> _Set task_: Word for word, give the material below again, minus any images.

(Stored entries)

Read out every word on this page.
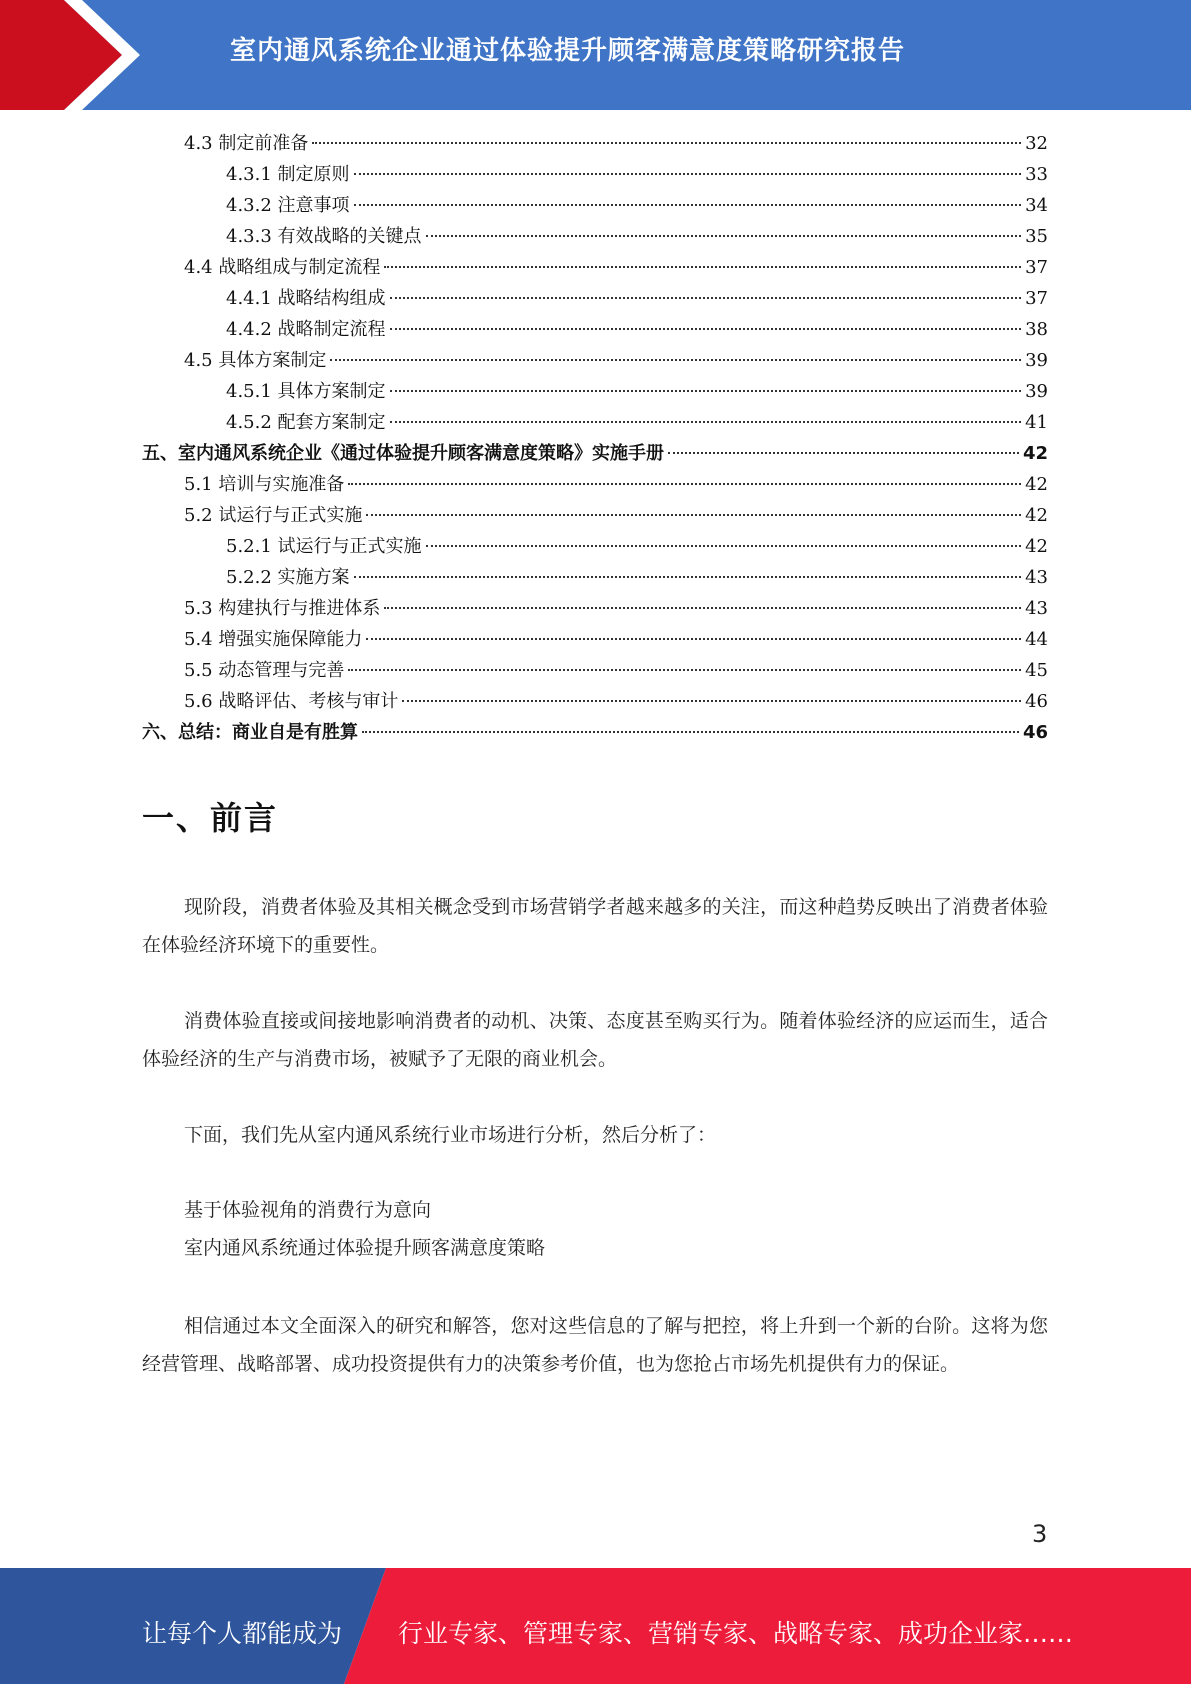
室内通风系统企业通过体验提升顾客满意度策略研究报告
4.3 制定前准备	32
4.3.1 制定原则	33
4.3.2 注意事项	34
4.3.3 有效战略的关键点	35
4.4 战略组成与制定流程	37
4.4.1 战略结构组成	37
4.4.2 战略制定流程	38
4.5 具体方案制定	39
4.5.1 具体方案制定	39
4.5.2 配套方案制定	41
五、室内通风系统企业《通过体验提升顾客满意度策略》实施手册	42
5.1 培训与实施准备	42
5.2 试运行与正式实施	42
5.2.1 试运行与正式实施	42
5.2.2 实施方案	43
5.3 构建执行与推进体系	43
5.4 增强实施保障能力	44
5.5 动态管理与完善	45
5.6 战略评估、考核与审计	46
六、总结：商业自是有胜算	46
一、前言
现阶段，消费者体验及其相关概念受到市场营销学者越来越多的关注，而这种趋势反映出了消费者体验在体验经济环境下的重要性。
消费体验直接或间接地影响消费者的动机、决策、态度甚至购买行为。随着体验经济的应运而生，适合体验经济的生产与消费市场，被赋予了无限的商业机会。
下面，我们先从室内通风系统行业市场进行分析，然后分析了：
基于体验视角的消费行为意向
室内通风系统通过体验提升顾客满意度策略
相信通过本文全面深入的研究和解答，您对这些信息的了解与把控，将上升到一个新的台阶。这将为您经营管理、战略部署、成功投资提供有力的决策参考价值，也为您抢占市场先机提供有力的保证。
3
让每个人都能成为 行业专家、管理专家、营销专家、战略专家、成功企业家……
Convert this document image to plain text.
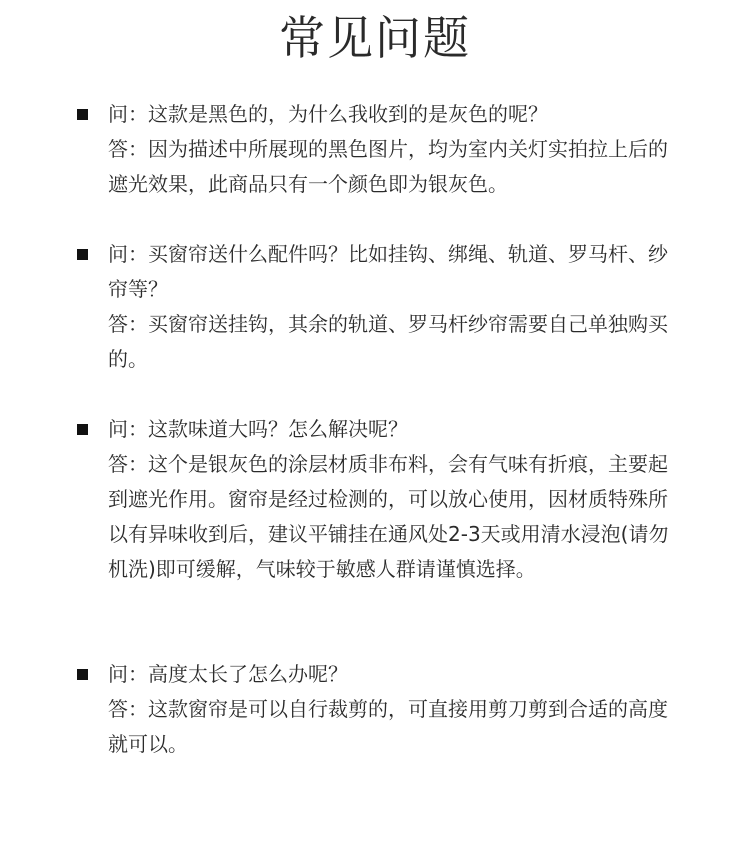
常见问题
问：这款是黑色的，为什么我收到的是灰色的呢？
答：因为描述中所展现的黑色图片，均为室内关灯实拍拉上后的遮光效果，此商品只有一个颜色即为银灰色。
问：买窗帘送什么配件吗？比如挂钩、绑绳、轨道、罗马杆、纱帘等？
答：买窗帘送挂钩，其余的轨道、罗马杆纱帘需要自己单独购买的。
问：这款味道大吗？怎么解决呢？
答：这个是银灰色的涂层材质非布料，会有气味有折痕，主要起到遮光作用。窗帘是经过检测的，可以放心使用，因材质特殊所以有异味收到后，建议平铺挂在通风处2-3天或用清水浸泡(请勿机洗)即可缓解，气味较于敏感人群请谨慎选择。
问：高度太长了怎么办呢？
答：这款窗帘是可以自行裁剪的，可直接用剪刀剪到合适的高度就可以。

> _Output for this task_:
Read out every word on this page.
室内通风系统企业通过体验提升顾客满意度策略研究报告
4.3 制定前准备	32
4.3.1 制定原则	33
4.3.2 注意事项	34
4.3.3 有效战略的关键点	35
4.4 战略组成与制定流程	37
4.4.1 战略结构组成	37
4.4.2 战略制定流程	38
4.5 具体方案制定	39
4.5.1 具体方案制定	39
4.5.2 配套方案制定	41
五、室内通风系统企业《通过体验提升顾客满意度策略》实施手册	42
5.1 培训与实施准备	42
5.2 试运行与正式实施	42
5.2.1 试运行与正式实施	42
5.2.2 实施方案	43
5.3 构建执行与推进体系	43
5.4 增强实施保障能力	44
5.5 动态管理与完善	45
5.6 战略评估、考核与审计	46
六、总结：商业自是有胜算	46
一、前言
现阶段，消费者体验及其相关概念受到市场营销学者越来越多的关注，而这种趋势反映出了消费者体验在体验经济环境下的重要性。
消费体验直接或间接地影响消费者的动机、决策、态度甚至购买行为。随着体验经济的应运而生，适合体验经济的生产与消费市场，被赋予了无限的商业机会。
下面，我们先从室内通风系统行业市场进行分析，然后分析了：
基于体验视角的消费行为意向
室内通风系统通过体验提升顾客满意度策略
相信通过本文全面深入的研究和解答，您对这些信息的了解与把控，将上升到一个新的台阶。这将为您经营管理、战略部署、成功投资提供有力的决策参考价值，也为您抢占市场先机提供有力的保证。
3
让每个人都能成为 行业专家、管理专家、营销专家、战略专家、成功企业家……
Convert this document image to plain text.
常见问题
问：这款是黑色的，为什么我收到的是灰色的呢？
答：因为描述中所展现的黑色图片，均为室内关灯实拍拉上后的遮光效果，此商品只有一个颜色即为银灰色。
问：买窗帘送什么配件吗？比如挂钩、绑绳、轨道、罗马杆、纱帘等？
答：买窗帘送挂钩，其余的轨道、罗马杆纱帘需要自己单独购买的。
问：这款味道大吗？怎么解决呢？
答：这个是银灰色的涂层材质非布料，会有气味有折痕，主要起到遮光作用。窗帘是经过检测的，可以放心使用，因材质特殊所以有异味收到后，建议平铺挂在通风处2-3天或用清水浸泡(请勿机洗)即可缓解，气味较于敏感人群请谨慎选择。
问：高度太长了怎么办呢？
答：这款窗帘是可以自行裁剪的，可直接用剪刀剪到合适的高度就可以。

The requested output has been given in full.